OBJECTIVE: Write out exactly the lines from the one containing "Read out every word on this page." through the last line of the records below, both included, and leave out any pictures.

DATA SHOWN:
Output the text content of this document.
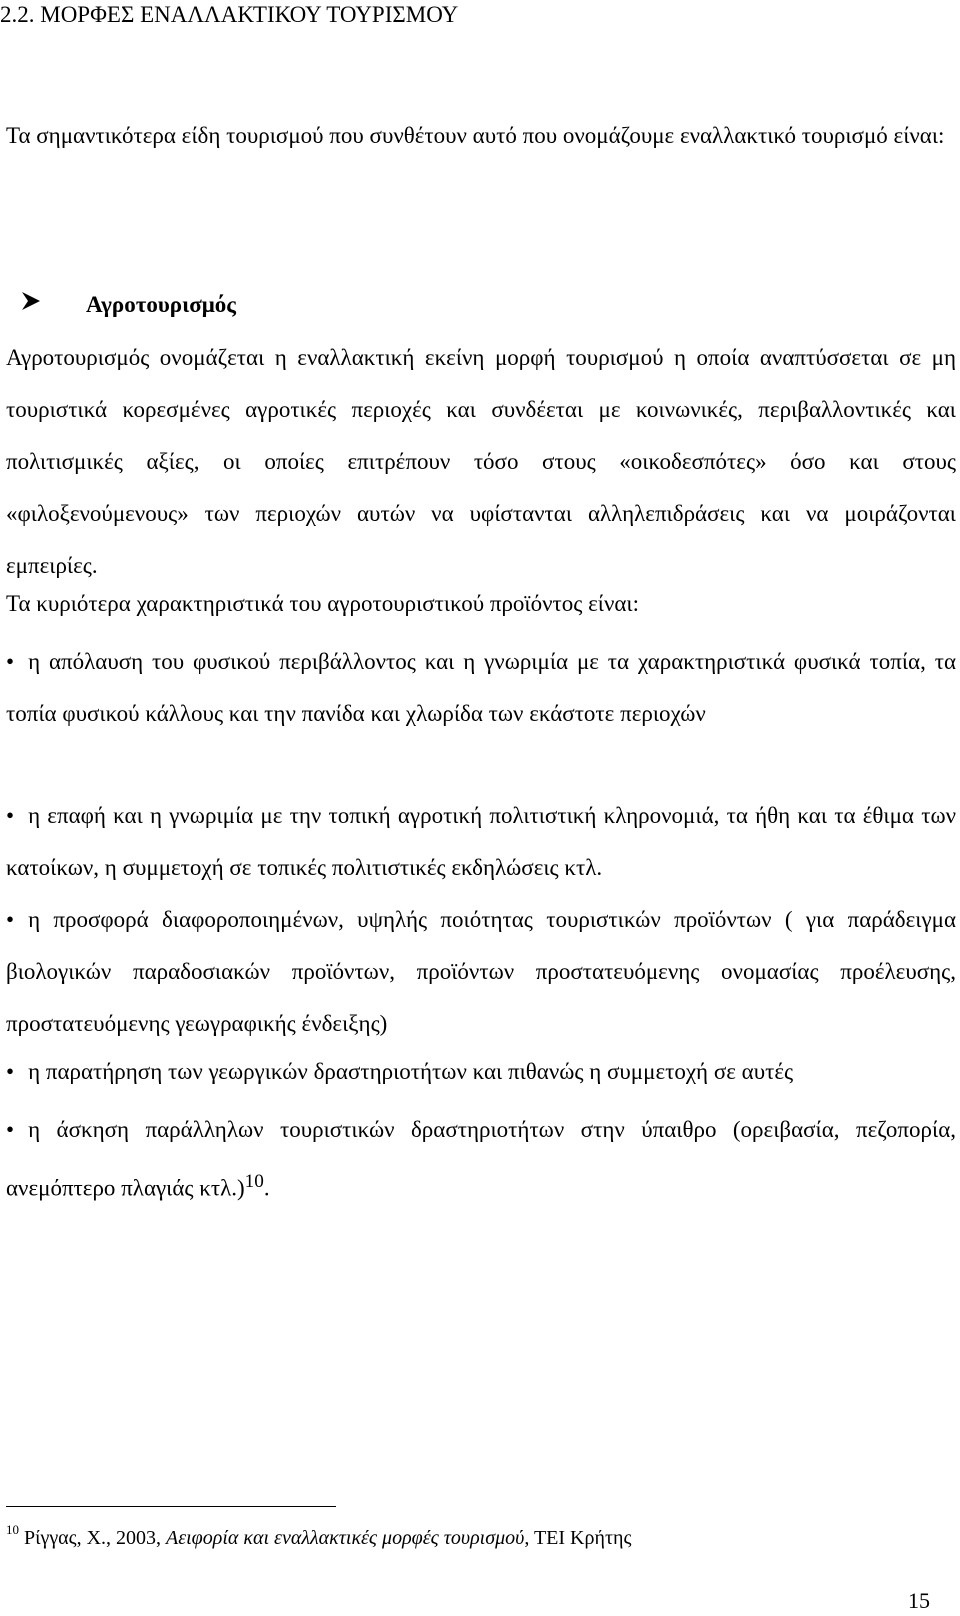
2.2. ΜΟΡΦΕΣ ΕΝΑΛΛΑΚΤΙΚΟΥ ΤΟΥΡΙΣΜΟΥ

Τα σημαντικότερα είδη τουρισμού που συνθέτουν αυτό που ονομάζουμε εναλλακτικό τουρισμό είναι:

Αγροτουρισμός

Αγροτουρισμός ονομάζεται η εναλλακτική εκείνη μορφή τουρισμού η οποία αναπτύσσεται σε μη τουριστικά κορεσμένες αγροτικές περιοχές και συνδέεται με κοινωνικές, περιβαλλοντικές και πολιτισμικές αξίες, οι οποίες επιτρέπουν τόσο στους «οικοδεσπότες» όσο και στους «φιλοξενούμενους» των περιοχών αυτών να υφίστανται αλληλεπιδράσεις και να μοιράζονται εμπειρίες.

Τα κυριότερα χαρακτηριστικά του αγροτουριστικού προϊόντος είναι:

• η απόλαυση του φυσικού περιβάλλοντος και η γνωριμία με τα χαρακτηριστικά φυσικά τοπία, τα τοπία φυσικού κάλλους και την πανίδα και χλωρίδα των εκάστοτε περιοχών

• η επαφή και η γνωριμία με την τοπική αγροτική πολιτιστική κληρονομιά, τα ήθη και τα έθιμα των κατοίκων, η συμμετοχή σε τοπικές πολιτιστικές εκδηλώσεις κτλ.

• η προσφορά διαφοροποιημένων, υψηλής ποιότητας τουριστικών προϊόντων ( για παράδειγμα βιολογικών παραδοσιακών προϊόντων, προϊόντων προστατευόμενης ονομασίας προέλευσης, προστατευόμενης γεωγραφικής ένδειξης)

• η παρατήρηση των γεωργικών δραστηριοτήτων και πιθανώς η συμμετοχή σε αυτές

• η άσκηση παράλληλων τουριστικών δραστηριοτήτων στην ύπαιθρο (ορειβασία, πεζοπορία, ανεμόπτερο πλαγιάς κτλ.)$^{10}$.

$^{10}$ Ρίγγας, Χ., 2003, Αειφορία και εναλλακτικές μορφές τουρισμού, ΤΕΙ Κρήτης
15
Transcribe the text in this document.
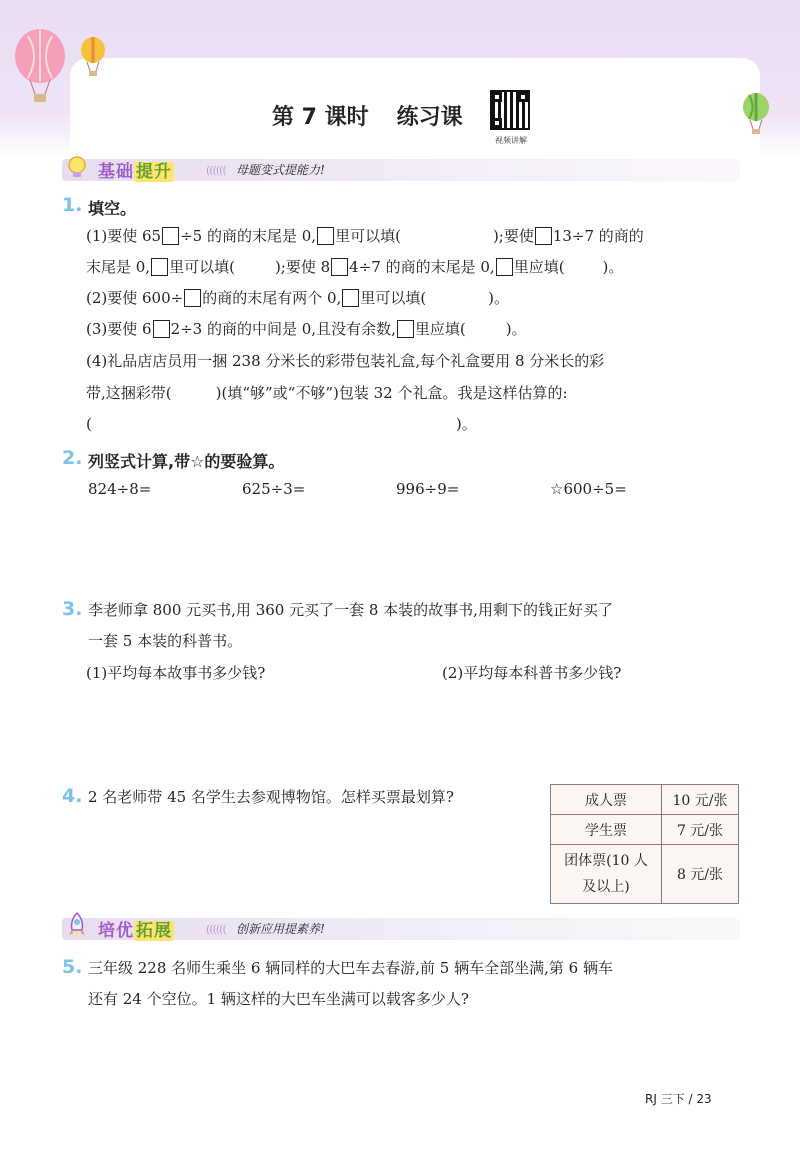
第 7 课时 练习课
视频讲解
基础 提升	(((((( 母题变式提能力!
1. 填空。
(1)要使 65 ÷5 的商的末尾是 0, 里可以填(	);要使 13÷7 的商的
末尾是 0, 里可以填(	);要使 8 4÷7 的商的末尾是 0, 里应填(	)。
(2)要使 600÷ 的商的末尾有两个 0, 里可以填(	)。
(3)要使 6 2÷3 的商的中间是 0,且没有余数, 里应填(	)。
(4)礼品店店员用一捆 238 分米长的彩带包装礼盒,每个礼盒要用 8 分米长的彩
带,这捆彩带(	)(填“够”或“不够”)包装 32 个礼盒。我是这样估算的:
(	)。
2. 列竖式计算,带☆的要验算。
824÷8=	625÷3=	996÷9=	☆600÷5=
3. 李老师拿 800 元买书,用 360 元买了一套 8 本装的故事书,用剩下的钱正好买了
一套 5 本装的科普书。
(1)平均每本故事书多少钱?	(2)平均每本科普书多少钱?
4. 2 名老师带 45 名学生去参观博物馆。怎样买票最划算?	成人票	10 元/张
学生票	7 元/张

团体票(10 人
及以上)	8 元/张
培优 拓展	(((((( 创新应用提素养!
5. 三年级 228 名师生乘坐 6 辆同样的大巴车去春游,前 5 辆车全部坐满,第 6 辆车
还有 24 个空位。1 辆这样的大巴车坐满可以载客多少人?
RJ 三下 / 23
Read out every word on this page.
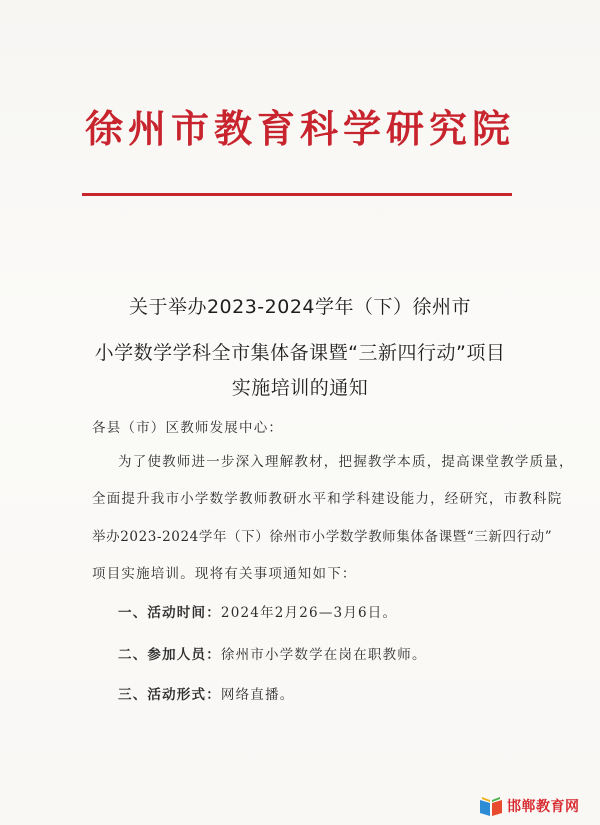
徐州市教育科学研究院
关于举办2023-2024学年（下）徐州市
小学数学学科全市集体备课暨“三新四行动”项目
实施培训的通知
各县（市）区教师发展中心：
为了使教师进一步深入理解教材，把握教学本质，提高课堂教学质量，
全面提升我市小学数学教师教研水平和学科建设能力，经研究，市教科院
举办2023-2024学年（下）徐州市小学数学教师集体备课暨“三新四行动”
项目实施培训。现将有关事项通知如下：
一、活动时间：2024年2月26—3月6日。
二、参加人员：徐州市小学数学在岗在职教师。
三、活动形式：网络直播。
邯郸教育网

EXPECTED ANSWER:
Read out every word on this page.
徐州市教育科学研究院
关于举办2023-2024学年（下）徐州市
小学数学学科全市集体备课暨“三新四行动”项目
实施培训的通知
各县（市）区教师发展中心：
为了使教师进一步深入理解教材，把握教学本质，提高课堂教学质量，
全面提升我市小学数学教师教研水平和学科建设能力，经研究，市教科院
举办2023-2024学年（下）徐州市小学数学教师集体备课暨“三新四行动”
项目实施培训。现将有关事项通知如下：
一、活动时间：2024年2月26—3月6日。
二、参加人员：徐州市小学数学在岗在职教师。
三、活动形式：网络直播。
邯郸教育网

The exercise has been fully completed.